- **Problem requirements**
Set all the material down again unchanged, without the pictures.

- **Provided records**
****

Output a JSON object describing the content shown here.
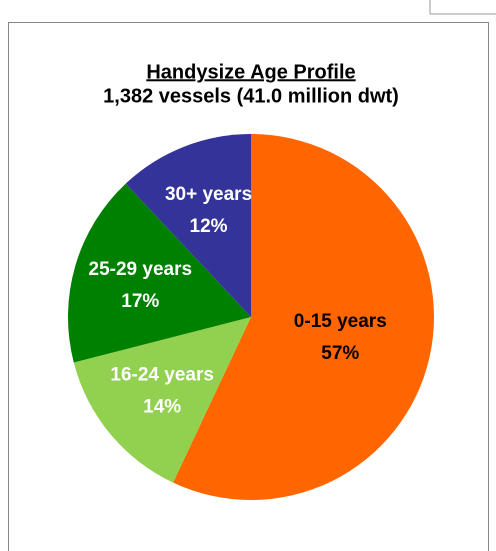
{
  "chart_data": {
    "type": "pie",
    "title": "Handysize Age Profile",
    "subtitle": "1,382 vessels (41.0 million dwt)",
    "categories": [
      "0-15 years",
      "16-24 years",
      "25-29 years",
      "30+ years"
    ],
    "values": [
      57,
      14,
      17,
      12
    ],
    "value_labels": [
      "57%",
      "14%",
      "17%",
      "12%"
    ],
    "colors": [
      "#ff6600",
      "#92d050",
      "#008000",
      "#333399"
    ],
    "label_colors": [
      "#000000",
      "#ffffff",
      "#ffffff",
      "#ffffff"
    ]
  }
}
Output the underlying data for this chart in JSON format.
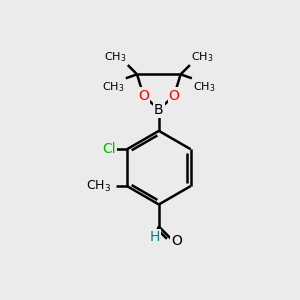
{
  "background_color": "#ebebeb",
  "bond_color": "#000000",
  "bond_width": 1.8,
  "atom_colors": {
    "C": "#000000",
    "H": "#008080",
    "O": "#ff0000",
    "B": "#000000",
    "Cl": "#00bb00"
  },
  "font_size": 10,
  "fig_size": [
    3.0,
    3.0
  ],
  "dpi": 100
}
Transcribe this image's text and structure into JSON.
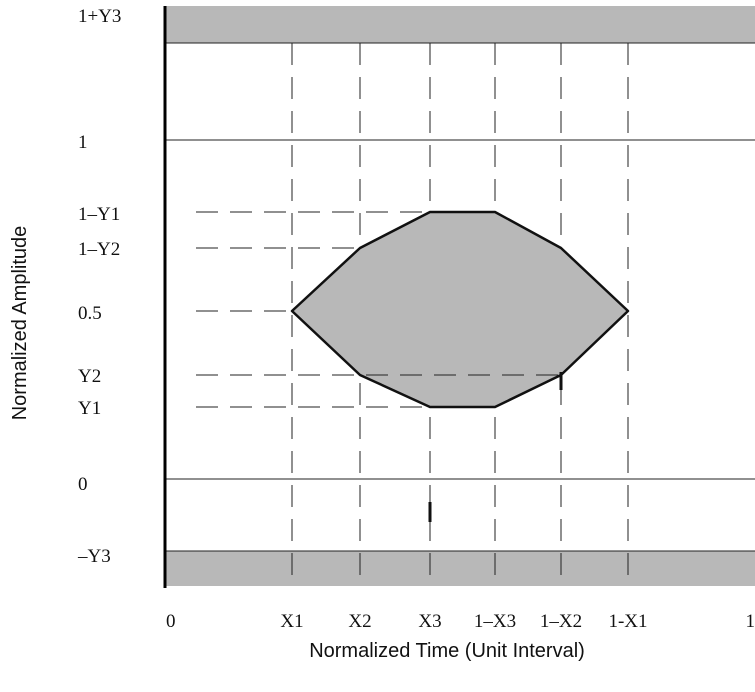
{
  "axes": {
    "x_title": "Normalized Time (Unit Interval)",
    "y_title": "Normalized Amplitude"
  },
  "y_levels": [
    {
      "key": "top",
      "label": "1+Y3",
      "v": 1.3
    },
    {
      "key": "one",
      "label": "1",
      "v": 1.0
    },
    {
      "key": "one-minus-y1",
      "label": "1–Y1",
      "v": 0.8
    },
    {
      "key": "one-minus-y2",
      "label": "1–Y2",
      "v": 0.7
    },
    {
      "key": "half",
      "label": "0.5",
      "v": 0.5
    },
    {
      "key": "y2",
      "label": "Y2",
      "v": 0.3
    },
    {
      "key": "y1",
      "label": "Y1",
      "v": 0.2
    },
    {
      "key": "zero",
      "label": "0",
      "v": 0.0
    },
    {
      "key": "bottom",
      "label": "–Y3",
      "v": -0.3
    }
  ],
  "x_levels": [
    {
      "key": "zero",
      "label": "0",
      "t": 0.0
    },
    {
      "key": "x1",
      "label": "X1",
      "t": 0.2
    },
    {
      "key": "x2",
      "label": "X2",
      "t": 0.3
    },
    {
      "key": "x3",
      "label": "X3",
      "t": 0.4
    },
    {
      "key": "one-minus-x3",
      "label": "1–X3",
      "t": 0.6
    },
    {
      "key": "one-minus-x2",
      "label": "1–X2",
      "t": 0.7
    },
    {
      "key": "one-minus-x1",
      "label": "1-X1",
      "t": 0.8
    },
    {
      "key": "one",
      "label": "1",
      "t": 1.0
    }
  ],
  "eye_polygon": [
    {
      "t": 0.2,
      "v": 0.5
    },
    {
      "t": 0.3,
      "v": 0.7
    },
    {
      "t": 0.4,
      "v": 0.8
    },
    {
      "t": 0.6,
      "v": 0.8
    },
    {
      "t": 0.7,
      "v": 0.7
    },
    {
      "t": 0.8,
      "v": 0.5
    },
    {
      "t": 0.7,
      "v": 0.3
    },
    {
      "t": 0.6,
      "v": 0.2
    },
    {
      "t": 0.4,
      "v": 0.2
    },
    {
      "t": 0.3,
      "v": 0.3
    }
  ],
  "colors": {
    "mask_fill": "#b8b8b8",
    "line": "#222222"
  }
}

****

- **Task response**
Output a JSON object describing the content shown here.
{
  "chart_data": {
    "type": "pie",
    "title": "Handysize Age Profile",
    "subtitle": "1,382 vessels (41.0 million dwt)",
    "categories": [
      "0-15 years",
      "16-24 years",
      "25-29 years",
      "30+ years"
    ],
    "values": [
      57,
      14,
      17,
      12
    ],
    "value_labels": [
      "57%",
      "14%",
      "17%",
      "12%"
    ],
    "colors": [
      "#ff6600",
      "#92d050",
      "#008000",
      "#333399"
    ],
    "label_colors": [
      "#000000",
      "#ffffff",
      "#ffffff",
      "#ffffff"
    ]
  }
}
Output the underlying data for this chart in JSON format.
{
  "background_color": "#ebebeb",
  "bond_color": "#000000",
  "bond_width": 1.8,
  "atom_colors": {
    "C": "#000000",
    "H": "#008080",
    "O": "#ff0000",
    "B": "#000000",
    "Cl": "#00bb00"
  },
  "font_size": 10,
  "fig_size": [
    3.0,
    3.0
  ],
  "dpi": 100
}
Transcribe this image's text and structure into JSON.
{
  "axes": {
    "x_title": "Normalized Time (Unit Interval)",
    "y_title": "Normalized Amplitude"
  },
  "y_levels": [
    {
      "key": "top",
      "label": "1+Y3",
      "v": 1.3
    },
    {
      "key": "one",
      "label": "1",
      "v": 1.0
    },
    {
      "key": "one-minus-y1",
      "label": "1–Y1",
      "v": 0.8
    },
    {
      "key": "one-minus-y2",
      "label": "1–Y2",
      "v": 0.7
    },
    {
      "key": "half",
      "label": "0.5",
      "v": 0.5
    },
    {
      "key": "y2",
      "label": "Y2",
      "v": 0.3
    },
    {
      "key": "y1",
      "label": "Y1",
      "v": 0.2
    },
    {
      "key": "zero",
      "label": "0",
      "v": 0.0
    },
    {
      "key": "bottom",
      "label": "–Y3",
      "v": -0.3
    }
  ],
  "x_levels": [
    {
      "key": "zero",
      "label": "0",
      "t": 0.0
    },
    {
      "key": "x1",
      "label": "X1",
      "t": 0.2
    },
    {
      "key": "x2",
      "label": "X2",
      "t": 0.3
    },
    {
      "key": "x3",
      "label": "X3",
      "t": 0.4
    },
    {
      "key": "one-minus-x3",
      "label": "1–X3",
      "t": 0.6
    },
    {
      "key": "one-minus-x2",
      "label": "1–X2",
      "t": 0.7
    },
    {
      "key": "one-minus-x1",
      "label": "1-X1",
      "t": 0.8
    },
    {
      "key": "one",
      "label": "1",
      "t": 1.0
    }
  ],
  "eye_polygon": [
    {
      "t": 0.2,
      "v": 0.5
    },
    {
      "t": 0.3,
      "v": 0.7
    },
    {
      "t": 0.4,
      "v": 0.8
    },
    {
      "t": 0.6,
      "v": 0.8
    },
    {
      "t": 0.7,
      "v": 0.7
    },
    {
      "t": 0.8,
      "v": 0.5
    },
    {
      "t": 0.7,
      "v": 0.3
    },
    {
      "t": 0.6,
      "v": 0.2
    },
    {
      "t": 0.4,
      "v": 0.2
    },
    {
      "t": 0.3,
      "v": 0.3
    }
  ],
  "colors": {
    "mask_fill": "#b8b8b8",
    "line": "#222222"
  }
}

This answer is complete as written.